# [WORK TO BE COMPLETED]
In the data below, find each line containing the string "Documentación" and return it.

# [SOURCE MATERIAL]
'''

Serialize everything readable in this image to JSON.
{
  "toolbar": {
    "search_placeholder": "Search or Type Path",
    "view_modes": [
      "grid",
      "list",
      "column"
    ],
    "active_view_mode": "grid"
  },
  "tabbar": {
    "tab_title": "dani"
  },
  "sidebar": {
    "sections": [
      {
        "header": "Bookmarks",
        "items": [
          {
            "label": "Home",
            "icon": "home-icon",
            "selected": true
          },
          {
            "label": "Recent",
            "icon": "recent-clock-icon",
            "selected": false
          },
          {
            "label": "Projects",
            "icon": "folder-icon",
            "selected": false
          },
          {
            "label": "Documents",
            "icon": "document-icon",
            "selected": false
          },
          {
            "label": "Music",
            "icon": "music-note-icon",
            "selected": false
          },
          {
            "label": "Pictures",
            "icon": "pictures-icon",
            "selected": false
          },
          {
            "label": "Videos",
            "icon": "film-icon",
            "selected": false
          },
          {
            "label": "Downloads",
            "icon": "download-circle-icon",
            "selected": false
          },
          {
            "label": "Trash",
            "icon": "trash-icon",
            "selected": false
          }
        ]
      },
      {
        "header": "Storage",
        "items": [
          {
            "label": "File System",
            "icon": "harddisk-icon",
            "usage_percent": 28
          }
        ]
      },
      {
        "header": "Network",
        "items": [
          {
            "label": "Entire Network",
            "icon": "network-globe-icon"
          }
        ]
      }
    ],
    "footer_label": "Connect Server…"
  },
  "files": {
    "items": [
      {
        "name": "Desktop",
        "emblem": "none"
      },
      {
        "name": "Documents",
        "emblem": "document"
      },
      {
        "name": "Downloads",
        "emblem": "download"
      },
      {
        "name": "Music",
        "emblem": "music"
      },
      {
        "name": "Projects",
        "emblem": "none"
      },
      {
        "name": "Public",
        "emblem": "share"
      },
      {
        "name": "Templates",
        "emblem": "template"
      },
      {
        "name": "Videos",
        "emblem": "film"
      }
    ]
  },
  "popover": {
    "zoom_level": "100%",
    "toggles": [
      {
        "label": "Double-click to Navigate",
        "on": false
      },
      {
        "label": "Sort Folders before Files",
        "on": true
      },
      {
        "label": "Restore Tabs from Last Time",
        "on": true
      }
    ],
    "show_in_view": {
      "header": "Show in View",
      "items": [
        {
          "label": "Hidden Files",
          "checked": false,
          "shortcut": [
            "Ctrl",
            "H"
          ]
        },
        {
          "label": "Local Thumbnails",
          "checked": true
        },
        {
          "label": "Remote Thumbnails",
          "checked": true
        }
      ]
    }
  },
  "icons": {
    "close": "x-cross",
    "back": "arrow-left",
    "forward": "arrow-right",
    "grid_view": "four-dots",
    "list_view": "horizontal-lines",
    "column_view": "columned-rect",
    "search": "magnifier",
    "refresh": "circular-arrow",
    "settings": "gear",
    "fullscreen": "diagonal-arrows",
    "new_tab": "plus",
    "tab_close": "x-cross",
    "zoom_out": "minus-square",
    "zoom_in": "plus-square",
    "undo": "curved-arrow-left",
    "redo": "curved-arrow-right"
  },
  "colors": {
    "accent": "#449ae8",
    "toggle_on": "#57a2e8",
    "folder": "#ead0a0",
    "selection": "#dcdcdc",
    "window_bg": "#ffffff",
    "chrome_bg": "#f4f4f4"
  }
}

'''
'''

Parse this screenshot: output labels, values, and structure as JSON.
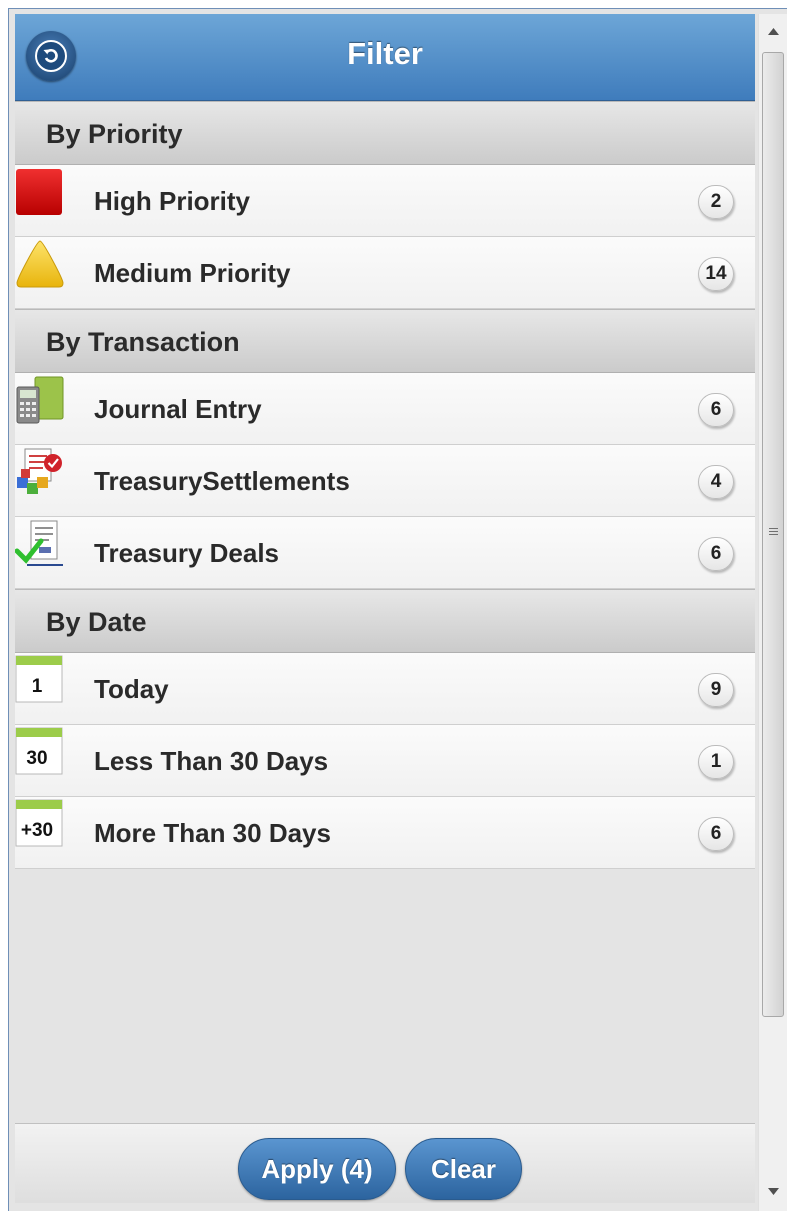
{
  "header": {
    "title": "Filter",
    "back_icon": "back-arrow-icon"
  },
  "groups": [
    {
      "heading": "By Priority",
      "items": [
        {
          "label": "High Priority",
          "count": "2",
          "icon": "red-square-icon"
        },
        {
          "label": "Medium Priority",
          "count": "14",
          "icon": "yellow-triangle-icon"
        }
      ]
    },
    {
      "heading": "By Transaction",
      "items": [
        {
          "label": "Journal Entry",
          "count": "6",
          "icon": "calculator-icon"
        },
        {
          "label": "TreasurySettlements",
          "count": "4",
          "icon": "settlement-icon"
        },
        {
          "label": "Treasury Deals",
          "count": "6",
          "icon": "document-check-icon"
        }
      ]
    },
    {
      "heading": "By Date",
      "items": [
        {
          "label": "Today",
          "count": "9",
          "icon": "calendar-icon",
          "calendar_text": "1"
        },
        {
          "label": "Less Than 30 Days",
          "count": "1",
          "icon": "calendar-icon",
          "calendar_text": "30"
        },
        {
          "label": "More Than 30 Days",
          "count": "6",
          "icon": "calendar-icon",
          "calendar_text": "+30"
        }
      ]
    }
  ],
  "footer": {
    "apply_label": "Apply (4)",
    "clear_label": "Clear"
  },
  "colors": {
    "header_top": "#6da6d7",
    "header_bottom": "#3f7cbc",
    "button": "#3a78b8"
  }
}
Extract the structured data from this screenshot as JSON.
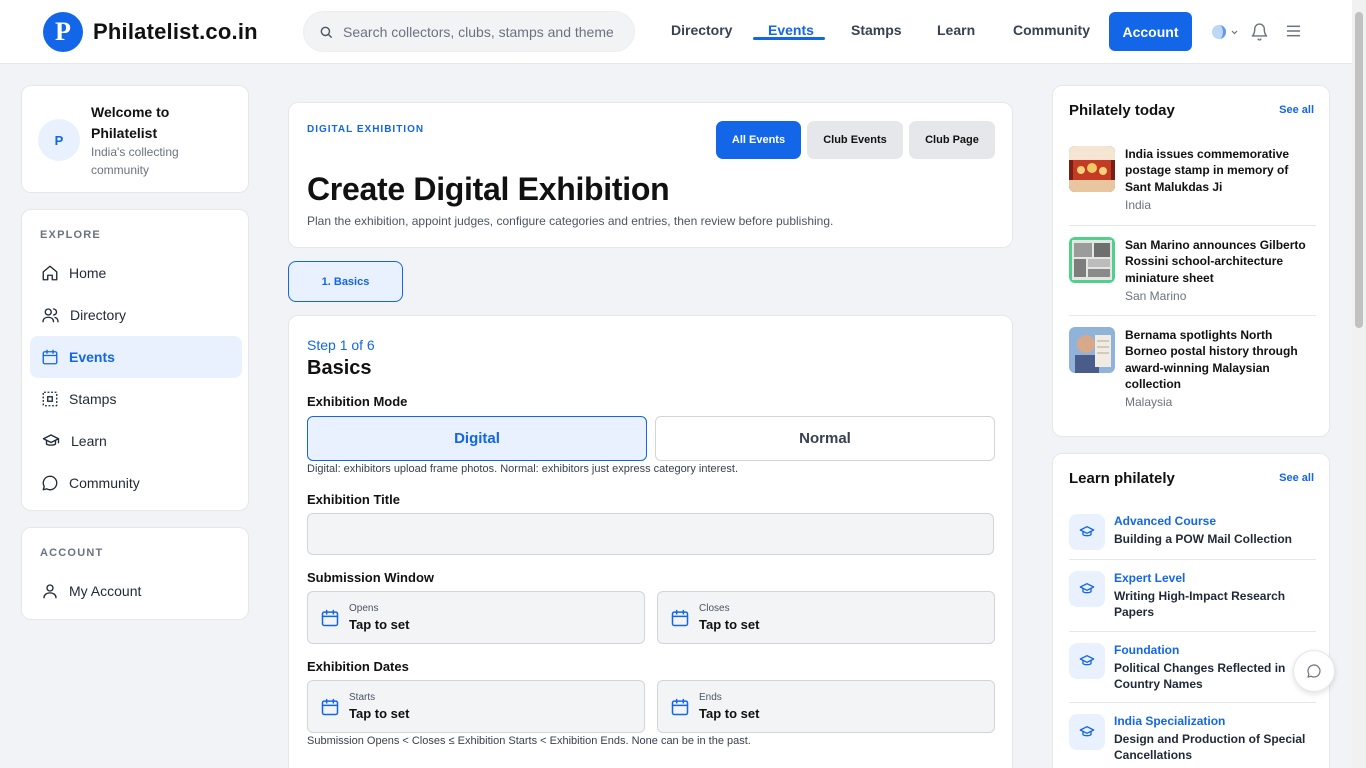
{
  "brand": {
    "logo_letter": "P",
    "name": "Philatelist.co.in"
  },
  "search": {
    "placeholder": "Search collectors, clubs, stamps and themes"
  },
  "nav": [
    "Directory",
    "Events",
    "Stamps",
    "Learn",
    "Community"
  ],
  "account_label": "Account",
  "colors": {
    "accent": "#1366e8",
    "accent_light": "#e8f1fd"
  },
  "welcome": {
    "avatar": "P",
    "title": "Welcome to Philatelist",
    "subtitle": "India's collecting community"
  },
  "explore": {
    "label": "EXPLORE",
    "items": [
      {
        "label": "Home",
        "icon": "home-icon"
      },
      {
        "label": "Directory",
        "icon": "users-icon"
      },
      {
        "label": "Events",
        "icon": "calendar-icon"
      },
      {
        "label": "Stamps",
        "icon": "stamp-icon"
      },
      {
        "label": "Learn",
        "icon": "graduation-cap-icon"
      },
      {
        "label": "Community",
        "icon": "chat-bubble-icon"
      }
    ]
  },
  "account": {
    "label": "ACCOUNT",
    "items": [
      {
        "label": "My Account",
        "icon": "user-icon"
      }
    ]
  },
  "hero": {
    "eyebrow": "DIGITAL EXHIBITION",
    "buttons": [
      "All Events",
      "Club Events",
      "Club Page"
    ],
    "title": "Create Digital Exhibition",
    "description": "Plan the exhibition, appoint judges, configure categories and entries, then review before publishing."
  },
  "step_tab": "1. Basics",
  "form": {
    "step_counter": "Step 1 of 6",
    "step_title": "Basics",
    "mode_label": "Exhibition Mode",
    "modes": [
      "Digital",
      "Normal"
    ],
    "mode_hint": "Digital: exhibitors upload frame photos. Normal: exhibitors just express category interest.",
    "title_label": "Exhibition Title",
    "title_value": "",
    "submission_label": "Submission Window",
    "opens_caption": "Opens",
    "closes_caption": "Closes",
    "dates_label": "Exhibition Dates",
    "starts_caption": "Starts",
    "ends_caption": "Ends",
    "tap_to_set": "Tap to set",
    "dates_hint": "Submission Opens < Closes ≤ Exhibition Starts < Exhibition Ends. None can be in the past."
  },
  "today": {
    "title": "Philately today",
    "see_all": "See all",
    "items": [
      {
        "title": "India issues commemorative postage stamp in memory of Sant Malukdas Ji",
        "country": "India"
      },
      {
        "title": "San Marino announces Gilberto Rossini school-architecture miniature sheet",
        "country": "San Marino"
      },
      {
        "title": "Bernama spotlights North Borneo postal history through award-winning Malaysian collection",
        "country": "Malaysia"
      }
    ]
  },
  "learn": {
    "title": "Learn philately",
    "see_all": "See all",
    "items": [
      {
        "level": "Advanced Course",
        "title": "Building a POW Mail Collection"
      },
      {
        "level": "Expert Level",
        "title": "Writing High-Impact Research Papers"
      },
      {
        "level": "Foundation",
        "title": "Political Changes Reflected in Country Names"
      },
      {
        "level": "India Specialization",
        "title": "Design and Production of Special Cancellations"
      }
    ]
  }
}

'''
'''

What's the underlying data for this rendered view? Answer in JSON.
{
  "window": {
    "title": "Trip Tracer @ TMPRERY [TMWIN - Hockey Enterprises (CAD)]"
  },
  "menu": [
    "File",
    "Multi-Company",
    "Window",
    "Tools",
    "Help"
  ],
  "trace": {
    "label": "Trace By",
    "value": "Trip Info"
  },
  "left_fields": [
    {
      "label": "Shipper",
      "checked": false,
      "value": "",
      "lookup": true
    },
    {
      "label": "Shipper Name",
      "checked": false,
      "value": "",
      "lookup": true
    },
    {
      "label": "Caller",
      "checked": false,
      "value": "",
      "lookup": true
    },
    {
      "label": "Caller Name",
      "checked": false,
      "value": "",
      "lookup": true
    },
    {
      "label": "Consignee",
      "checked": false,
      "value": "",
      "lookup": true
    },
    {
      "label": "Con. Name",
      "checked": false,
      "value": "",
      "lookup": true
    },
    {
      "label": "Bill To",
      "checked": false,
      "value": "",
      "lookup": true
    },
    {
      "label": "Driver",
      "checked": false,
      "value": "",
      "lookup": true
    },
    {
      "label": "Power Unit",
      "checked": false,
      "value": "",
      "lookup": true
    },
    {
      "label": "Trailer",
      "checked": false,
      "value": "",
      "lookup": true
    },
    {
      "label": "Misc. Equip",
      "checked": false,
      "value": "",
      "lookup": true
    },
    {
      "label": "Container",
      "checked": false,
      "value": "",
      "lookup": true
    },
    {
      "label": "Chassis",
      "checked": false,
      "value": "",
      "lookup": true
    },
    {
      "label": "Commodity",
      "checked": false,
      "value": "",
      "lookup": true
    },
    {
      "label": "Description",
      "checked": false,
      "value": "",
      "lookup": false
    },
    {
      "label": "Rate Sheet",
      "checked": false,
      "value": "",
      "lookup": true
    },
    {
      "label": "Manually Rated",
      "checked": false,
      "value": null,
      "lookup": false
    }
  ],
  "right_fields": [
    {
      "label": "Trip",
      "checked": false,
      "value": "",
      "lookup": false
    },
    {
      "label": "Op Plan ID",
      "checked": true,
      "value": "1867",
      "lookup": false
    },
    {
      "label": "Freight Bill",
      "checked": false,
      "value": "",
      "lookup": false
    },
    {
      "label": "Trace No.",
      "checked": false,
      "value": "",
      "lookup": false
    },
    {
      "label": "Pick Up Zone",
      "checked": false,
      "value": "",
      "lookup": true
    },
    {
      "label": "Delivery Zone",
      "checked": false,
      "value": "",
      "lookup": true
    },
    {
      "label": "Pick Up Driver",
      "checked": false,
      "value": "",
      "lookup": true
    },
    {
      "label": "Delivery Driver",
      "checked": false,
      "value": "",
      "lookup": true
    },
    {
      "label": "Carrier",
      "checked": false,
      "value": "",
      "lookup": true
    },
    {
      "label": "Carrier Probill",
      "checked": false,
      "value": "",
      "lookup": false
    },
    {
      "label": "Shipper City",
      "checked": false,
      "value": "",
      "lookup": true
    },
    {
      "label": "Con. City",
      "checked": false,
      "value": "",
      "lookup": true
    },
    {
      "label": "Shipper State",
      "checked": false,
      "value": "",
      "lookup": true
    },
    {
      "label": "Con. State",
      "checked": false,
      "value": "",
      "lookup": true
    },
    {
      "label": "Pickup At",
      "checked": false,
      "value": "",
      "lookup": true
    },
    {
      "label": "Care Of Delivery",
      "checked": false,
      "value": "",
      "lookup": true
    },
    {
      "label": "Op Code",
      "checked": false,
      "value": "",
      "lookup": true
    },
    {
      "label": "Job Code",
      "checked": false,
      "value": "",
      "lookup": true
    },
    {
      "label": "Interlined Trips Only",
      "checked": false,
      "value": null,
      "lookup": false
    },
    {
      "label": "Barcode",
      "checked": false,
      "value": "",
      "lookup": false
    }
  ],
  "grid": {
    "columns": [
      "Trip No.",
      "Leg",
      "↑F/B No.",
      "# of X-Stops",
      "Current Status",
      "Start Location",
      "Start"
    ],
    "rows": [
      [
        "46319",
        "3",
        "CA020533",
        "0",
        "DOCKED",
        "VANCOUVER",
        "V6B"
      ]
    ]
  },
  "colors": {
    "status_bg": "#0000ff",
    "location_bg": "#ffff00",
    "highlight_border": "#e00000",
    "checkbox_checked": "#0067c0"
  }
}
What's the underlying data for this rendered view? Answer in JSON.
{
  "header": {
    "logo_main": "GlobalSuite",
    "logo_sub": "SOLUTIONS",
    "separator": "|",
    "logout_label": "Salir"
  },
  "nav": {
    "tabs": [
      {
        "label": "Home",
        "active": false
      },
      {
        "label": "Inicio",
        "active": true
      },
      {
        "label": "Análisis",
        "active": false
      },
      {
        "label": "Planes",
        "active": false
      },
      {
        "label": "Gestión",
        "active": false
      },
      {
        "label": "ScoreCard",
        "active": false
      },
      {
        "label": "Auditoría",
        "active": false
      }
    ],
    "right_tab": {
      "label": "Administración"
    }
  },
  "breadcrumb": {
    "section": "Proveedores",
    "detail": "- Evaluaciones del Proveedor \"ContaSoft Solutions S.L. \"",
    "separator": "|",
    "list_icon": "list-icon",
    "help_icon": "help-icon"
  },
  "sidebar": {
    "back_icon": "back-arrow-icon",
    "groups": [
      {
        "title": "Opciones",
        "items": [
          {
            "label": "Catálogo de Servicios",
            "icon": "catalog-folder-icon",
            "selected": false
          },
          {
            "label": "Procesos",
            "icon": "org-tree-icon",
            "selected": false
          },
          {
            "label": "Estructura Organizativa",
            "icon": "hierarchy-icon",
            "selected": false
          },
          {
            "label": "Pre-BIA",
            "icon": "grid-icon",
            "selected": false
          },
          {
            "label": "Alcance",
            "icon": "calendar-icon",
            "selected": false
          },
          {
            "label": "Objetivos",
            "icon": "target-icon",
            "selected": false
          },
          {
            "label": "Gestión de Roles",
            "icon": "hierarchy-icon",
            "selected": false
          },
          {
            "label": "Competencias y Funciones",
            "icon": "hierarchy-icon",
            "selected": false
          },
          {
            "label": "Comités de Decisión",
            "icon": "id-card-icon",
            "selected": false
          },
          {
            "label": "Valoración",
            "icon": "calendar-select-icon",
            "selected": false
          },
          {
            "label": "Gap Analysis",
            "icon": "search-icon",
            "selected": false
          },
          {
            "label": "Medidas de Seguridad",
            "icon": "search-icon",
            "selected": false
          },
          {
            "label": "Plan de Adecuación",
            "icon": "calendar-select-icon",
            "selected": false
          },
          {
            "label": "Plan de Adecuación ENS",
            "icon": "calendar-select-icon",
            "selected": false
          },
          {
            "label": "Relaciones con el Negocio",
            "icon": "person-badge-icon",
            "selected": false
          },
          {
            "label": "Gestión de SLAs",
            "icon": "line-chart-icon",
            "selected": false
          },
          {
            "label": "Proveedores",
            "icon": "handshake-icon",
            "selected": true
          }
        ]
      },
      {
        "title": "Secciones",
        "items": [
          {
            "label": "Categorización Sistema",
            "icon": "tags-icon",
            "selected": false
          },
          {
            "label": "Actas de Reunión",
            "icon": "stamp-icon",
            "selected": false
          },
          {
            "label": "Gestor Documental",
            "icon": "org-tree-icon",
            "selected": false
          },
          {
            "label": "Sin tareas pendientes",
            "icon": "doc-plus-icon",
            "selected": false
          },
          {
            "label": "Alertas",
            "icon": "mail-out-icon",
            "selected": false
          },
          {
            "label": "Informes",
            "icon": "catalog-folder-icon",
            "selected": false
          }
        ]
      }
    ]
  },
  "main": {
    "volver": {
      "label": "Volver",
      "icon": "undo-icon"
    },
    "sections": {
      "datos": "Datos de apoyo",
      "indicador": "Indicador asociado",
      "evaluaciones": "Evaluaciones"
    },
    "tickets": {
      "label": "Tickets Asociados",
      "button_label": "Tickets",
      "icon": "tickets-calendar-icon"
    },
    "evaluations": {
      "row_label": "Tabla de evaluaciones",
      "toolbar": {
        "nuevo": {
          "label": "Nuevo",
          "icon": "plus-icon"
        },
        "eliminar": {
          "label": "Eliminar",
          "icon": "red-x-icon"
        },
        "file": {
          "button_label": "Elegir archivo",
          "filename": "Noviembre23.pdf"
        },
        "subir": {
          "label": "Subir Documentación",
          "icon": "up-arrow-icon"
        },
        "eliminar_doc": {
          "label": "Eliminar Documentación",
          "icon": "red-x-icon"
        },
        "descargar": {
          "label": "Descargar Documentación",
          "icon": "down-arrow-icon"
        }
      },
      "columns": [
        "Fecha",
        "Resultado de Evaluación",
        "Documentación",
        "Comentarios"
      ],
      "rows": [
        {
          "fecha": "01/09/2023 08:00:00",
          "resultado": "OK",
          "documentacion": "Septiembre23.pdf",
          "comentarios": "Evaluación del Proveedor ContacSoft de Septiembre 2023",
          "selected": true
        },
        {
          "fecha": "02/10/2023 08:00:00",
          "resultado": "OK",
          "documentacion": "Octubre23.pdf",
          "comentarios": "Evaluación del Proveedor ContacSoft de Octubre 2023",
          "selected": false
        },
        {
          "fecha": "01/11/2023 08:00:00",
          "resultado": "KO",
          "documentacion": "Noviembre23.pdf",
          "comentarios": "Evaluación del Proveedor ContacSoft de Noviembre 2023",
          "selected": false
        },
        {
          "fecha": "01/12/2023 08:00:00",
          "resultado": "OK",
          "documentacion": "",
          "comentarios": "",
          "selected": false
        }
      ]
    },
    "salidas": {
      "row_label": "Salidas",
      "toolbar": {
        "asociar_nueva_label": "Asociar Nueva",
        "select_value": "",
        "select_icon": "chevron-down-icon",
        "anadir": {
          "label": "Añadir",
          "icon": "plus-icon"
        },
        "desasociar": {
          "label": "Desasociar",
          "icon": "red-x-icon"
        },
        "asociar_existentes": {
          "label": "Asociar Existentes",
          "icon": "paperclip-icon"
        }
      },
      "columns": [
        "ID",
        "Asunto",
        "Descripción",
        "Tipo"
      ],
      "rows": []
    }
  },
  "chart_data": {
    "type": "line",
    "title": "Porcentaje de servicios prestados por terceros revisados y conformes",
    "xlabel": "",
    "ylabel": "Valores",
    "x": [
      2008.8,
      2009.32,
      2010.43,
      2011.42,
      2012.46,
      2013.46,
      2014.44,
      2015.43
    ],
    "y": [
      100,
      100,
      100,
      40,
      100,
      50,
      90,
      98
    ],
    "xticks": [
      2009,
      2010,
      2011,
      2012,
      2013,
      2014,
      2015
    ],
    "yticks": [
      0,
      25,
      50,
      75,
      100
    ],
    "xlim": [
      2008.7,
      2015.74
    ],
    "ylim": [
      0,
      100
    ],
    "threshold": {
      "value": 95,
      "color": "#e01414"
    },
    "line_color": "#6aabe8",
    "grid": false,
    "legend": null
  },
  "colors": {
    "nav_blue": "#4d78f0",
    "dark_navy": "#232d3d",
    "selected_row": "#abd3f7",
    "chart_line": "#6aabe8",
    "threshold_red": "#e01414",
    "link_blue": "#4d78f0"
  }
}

'''

# [ANSWER FOR THIS EXERCISE]
          "label": "Subir Documentación",
          "label": "Eliminar Documentación",
          "label": "Descargar Documentación",
        "Documentación",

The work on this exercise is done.